* _The request_
In the blog post, how many pages does Chafer's entire Systematic Theology contain?

##### Selected excerpt

Fourth, I remind: Just a quick recap of our “routine” (can you call it a routine if you’ve only done it once?):
1. Read the Blog Post. Where else will you find my scintillating wit?
2. Download and try to complete the study within the first two weeks.
3. Try to post your responses to the “Think About It” questions by the end of the second week. Use the “comments” section on the Blog to do this. You may also post other thoughts/comments/questions, etc.
4. Use the third week to check back and comment on responses left by others.
5. The original #5 was “rinse and repeat,” but I’m going to change it to “pray for each other.” You don’t mind, do you?
Finally, I get to the point: I was just about to tell you that this lesson was an “introduction,” when I remembered that I told you that last time! Uh-oh! Problem is, it’s true! It IS an introduction – to the first “official” section of our study of systematic theology: Bibliology. I know you’re probably thinking: “When does the ‘real’ study start, sister?” Hah! Fooled ya! You ARE studying – I’m just so good at writing these that you hardly notice it! :-) You think this “introduction” is tough? Wait ‘til we get to the seven theories of Inspiration! Yeah! How d’ya like me now?! Look on the bright side: Chafer’s entire Systematic Theology is 2,300 pages. Haha…Bob…sucker! The abridged version we’re using is smaller, but it still uses a lot of Chafer’s arcane language. So, if you ever get to feeling like there’s too much to read, just remember the number 2,300. That’ll be our buzzword for when we start to feel the pain! :-)

##########
##### Dataset extract

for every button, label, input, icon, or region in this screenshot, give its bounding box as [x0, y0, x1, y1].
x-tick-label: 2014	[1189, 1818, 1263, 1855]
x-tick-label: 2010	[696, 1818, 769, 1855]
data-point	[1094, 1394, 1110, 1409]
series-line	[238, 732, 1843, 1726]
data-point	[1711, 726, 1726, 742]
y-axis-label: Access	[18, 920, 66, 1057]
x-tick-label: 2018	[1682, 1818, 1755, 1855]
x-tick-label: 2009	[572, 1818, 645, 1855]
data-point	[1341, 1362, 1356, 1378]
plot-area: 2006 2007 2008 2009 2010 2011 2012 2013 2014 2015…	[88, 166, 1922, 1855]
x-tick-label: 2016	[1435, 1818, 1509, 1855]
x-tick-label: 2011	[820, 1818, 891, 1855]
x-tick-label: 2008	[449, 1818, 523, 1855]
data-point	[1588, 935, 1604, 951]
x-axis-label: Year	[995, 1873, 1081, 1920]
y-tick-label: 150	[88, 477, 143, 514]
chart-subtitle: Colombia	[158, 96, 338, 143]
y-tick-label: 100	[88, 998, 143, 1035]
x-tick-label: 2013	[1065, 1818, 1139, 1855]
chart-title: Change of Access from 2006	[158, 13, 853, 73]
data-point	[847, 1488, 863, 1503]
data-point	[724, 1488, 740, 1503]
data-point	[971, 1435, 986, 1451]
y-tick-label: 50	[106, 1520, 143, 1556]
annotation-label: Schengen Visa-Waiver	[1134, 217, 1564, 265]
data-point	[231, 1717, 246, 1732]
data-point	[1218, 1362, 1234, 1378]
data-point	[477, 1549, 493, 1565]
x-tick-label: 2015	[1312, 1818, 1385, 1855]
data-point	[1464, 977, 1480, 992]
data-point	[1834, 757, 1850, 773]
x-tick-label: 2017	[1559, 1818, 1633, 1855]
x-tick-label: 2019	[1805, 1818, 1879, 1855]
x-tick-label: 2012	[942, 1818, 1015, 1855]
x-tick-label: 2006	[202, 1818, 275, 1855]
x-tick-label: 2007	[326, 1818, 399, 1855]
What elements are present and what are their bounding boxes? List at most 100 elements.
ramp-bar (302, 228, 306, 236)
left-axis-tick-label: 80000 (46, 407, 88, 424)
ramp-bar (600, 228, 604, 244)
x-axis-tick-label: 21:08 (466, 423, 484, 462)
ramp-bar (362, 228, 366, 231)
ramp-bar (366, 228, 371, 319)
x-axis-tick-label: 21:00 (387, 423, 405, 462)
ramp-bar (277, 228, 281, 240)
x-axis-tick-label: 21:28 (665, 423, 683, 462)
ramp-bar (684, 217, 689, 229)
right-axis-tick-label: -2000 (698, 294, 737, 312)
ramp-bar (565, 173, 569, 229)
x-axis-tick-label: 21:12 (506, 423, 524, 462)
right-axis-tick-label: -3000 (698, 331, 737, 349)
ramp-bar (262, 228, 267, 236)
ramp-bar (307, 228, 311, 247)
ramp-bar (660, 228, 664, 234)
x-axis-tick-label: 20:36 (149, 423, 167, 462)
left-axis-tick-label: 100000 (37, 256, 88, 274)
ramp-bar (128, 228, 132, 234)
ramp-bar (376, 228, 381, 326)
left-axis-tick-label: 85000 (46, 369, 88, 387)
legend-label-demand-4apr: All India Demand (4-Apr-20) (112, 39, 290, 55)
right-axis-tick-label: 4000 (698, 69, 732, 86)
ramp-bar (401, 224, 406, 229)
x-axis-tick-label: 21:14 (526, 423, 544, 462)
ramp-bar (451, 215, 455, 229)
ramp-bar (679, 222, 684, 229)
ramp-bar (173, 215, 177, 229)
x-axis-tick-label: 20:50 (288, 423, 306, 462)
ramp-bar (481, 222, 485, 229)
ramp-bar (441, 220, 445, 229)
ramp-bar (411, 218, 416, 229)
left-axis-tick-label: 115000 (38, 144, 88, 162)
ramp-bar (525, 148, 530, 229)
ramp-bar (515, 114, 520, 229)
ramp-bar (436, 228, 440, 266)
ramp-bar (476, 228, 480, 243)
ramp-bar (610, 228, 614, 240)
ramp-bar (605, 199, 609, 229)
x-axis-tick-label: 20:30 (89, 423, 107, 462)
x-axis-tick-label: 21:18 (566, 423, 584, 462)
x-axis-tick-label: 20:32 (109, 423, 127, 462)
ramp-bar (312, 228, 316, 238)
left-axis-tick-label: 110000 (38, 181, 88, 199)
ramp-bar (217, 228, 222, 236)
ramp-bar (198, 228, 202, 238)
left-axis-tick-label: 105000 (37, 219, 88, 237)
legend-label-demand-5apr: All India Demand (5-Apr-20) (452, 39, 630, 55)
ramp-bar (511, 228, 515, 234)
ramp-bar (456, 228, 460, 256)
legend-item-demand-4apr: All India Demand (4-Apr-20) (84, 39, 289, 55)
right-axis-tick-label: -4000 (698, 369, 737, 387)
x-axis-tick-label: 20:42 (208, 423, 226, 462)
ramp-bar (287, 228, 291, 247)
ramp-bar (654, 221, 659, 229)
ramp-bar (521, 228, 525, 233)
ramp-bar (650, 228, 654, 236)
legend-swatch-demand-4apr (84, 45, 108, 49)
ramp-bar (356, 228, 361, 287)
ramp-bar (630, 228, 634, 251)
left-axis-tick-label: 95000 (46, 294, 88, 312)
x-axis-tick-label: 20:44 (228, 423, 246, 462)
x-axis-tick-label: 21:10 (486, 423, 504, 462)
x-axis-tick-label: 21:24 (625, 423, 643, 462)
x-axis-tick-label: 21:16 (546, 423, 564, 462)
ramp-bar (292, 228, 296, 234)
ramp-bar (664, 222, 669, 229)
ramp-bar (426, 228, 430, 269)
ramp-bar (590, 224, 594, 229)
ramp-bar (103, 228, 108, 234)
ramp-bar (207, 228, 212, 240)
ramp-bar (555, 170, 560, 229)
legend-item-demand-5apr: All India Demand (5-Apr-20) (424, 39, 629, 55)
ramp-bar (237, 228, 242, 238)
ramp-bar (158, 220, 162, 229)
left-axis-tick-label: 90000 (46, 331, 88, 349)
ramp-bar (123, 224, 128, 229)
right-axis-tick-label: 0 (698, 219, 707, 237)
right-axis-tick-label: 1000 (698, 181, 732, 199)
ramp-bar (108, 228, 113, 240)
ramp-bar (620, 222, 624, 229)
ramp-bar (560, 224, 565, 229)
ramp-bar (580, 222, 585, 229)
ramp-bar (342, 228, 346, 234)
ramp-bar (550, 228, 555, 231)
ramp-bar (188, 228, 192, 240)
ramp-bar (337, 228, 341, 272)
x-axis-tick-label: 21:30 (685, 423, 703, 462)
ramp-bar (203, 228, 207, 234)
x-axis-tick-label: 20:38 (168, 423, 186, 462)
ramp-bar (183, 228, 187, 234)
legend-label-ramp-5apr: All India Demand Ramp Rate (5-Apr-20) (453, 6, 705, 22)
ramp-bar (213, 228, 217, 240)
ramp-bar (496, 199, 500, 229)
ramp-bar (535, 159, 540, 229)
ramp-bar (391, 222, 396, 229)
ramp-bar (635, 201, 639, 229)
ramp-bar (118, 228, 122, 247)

##########

* _Answer below_
2,300 pages.